▸ ASSIGNMENT:
Answer these questions using the text below on Christ's non-grasping surrender:
(a) What is identified with the new law inscribed on the heart?
(b) What does Maximus the Confessor say Christ on the cross altered?
(c) Which two scenes did Maximus compare?

Simultaneous with the grab for heaven is the inauguration of the mode in which the kingdom will be established through one “who, although He existed in the form of God, did not regard equality with God a thing to be grasped” (Philippians 2:6). It is specifically not by violent grasping but by non-grasping nonviolence that Jesus is characterized and that he is to be imitated (imitation of Christ is the point in this passage). The will of Christ in his surrender is identified with the new law, inscribed on the heart through the final sacrifice (Heb. 10:14-18). The surrender of Christ as victim was not only identical with the law of the new covenant written on hearts; it came about also “by the power of the eternal Spirit” (Heb. 9:13ff.). The breathing out of the Spirit is specifically connected with the non-grasping, relinquishing mode of Jesus death. “And Jesus cried loudly, ‘Father, into your hands I commit my Spirit'” (Luke 23:46). Suffering is here understood unambiguously as surrendering and handing over the Spirit to the Father. The act of dying, the fulfillment of the mission, and the handing over of the Spirit to the Father come together in the singular event described by Hebrews as the sacrifice of Christ.  Jesus’ judges and his executioners wanted to punish a criminal, to grasp him and hand him over; he wanted to give himself, as the Last Supper sayings show, for the many.

Maximus the Confessor says that Christ on the cross altered the “use of death.” He means that death, which was brought by God after the fall into Eden as punishment, was transformed by the crucified one into a means of salvation from sin.  Maximus compared the scene of the garden of Eden and the cross, suggesting one is a grasping and one is a relinquishing. As Girard has described it, whoever in dying places himself in the hands of another renounces entirely any further self-determination and hands himself over to the treatment of this other. Every act of surrender made during a person’s life may have its limits, but at the moment of dying these limits can be broken down. Death is passage beyond an inexorable limit, beyond all previous limits. Jesus surrendered himself “by the power of the eternal Spirit” (Heb. 9:14) and in imitating his death, in taking up his cross and dying, we too are entrusted in the Spirit to the Father (Luke 23:46). Death becomes the mode of surrender which endures sacrificial violence and overcomes it.

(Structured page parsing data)
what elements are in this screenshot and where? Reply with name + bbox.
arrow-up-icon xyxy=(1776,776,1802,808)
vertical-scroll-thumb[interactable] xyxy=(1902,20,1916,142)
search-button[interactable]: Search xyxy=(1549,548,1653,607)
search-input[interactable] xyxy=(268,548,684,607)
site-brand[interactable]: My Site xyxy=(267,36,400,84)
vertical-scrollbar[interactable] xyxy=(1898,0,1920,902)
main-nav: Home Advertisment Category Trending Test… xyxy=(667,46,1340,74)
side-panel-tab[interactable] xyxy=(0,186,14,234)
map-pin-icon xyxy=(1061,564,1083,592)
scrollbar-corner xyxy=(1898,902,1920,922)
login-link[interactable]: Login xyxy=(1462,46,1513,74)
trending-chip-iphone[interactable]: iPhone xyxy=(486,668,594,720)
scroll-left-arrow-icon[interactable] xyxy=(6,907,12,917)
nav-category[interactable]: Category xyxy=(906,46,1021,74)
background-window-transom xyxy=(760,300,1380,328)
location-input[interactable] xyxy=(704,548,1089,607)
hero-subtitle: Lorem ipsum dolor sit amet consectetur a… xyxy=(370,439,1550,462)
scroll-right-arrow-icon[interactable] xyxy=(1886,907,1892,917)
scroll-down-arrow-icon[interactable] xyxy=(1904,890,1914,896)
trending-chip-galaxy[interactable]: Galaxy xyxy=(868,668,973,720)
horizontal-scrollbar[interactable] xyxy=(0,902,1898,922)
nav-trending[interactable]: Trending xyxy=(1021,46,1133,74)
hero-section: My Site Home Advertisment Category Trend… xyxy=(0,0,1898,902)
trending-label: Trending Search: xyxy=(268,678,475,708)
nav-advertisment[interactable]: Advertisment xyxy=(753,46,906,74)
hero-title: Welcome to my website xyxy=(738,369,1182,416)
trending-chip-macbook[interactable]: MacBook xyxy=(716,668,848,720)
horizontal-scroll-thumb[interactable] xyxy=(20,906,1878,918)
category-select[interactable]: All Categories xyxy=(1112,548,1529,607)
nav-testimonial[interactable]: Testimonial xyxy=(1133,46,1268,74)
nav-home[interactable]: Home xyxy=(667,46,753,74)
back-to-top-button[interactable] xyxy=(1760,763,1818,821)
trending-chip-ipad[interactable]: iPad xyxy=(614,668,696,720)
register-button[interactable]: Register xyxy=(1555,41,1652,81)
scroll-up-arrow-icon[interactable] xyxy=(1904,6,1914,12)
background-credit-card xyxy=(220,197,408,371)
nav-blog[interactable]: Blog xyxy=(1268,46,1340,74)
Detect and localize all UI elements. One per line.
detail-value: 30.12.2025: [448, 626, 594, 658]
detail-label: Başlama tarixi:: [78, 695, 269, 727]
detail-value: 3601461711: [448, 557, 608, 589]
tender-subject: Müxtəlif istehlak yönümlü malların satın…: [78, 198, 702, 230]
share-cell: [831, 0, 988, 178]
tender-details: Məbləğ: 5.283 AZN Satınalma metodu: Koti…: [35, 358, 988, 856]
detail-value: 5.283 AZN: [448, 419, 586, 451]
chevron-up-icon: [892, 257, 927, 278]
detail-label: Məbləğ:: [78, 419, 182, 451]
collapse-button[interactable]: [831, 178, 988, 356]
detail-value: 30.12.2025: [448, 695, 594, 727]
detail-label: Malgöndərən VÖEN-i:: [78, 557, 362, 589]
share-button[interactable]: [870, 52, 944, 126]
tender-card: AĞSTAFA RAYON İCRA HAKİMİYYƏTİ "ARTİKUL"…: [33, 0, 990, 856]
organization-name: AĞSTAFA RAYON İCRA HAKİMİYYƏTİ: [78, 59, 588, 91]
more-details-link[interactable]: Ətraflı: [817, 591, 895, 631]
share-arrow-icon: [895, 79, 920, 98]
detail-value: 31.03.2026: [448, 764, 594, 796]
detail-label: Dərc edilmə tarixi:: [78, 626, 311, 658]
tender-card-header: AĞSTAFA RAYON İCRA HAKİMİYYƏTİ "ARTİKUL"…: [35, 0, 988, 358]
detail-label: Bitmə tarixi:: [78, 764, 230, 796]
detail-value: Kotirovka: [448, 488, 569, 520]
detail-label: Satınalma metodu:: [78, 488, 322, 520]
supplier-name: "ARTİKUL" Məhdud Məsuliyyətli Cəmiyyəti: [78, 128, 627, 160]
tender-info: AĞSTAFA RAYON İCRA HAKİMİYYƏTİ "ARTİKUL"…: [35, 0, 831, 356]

▸ EXERCISE RESPONSE:
(a) The will of Christ in his surrender.
(b) The "use of death."
(c) The garden of Eden and the cross.